## PROBLEM TO WORK ON
Copy out all the lines in the records that include the word "água".

## DATA ENTRIES
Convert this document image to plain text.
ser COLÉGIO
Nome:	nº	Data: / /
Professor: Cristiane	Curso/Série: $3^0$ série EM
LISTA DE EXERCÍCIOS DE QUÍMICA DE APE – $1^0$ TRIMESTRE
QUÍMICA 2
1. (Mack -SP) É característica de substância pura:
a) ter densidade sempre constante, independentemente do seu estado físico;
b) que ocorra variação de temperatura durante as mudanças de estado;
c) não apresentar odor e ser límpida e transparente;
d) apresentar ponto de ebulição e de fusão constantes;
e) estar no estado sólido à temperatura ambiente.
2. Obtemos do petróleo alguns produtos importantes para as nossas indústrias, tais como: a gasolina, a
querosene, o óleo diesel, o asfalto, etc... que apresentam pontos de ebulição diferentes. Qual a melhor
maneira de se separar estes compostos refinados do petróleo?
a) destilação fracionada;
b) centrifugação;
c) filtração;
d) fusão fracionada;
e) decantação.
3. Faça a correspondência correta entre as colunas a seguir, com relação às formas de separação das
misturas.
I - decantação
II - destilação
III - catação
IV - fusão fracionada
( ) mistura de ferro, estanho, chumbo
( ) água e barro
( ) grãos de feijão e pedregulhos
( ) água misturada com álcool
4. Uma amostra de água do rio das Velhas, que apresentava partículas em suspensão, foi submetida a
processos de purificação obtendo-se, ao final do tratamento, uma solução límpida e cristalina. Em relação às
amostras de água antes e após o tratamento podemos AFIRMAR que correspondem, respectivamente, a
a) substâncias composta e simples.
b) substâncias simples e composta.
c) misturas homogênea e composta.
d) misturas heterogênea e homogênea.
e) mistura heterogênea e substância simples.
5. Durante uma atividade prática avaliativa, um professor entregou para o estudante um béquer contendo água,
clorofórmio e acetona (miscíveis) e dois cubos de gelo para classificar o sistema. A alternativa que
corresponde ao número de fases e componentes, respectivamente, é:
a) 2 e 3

## FINAL RESULT
( ) água e barro
( ) água misturada com álcool
4. Uma amostra de água do rio das Velhas, que apresentava partículas em suspensão, foi submetida a
amostras de água antes e após o tratamento podemos AFIRMAR que correspondem, respectivamente, a
5. Durante uma atividade prática avaliativa, um professor entregou para o estudante um béquer contendo água,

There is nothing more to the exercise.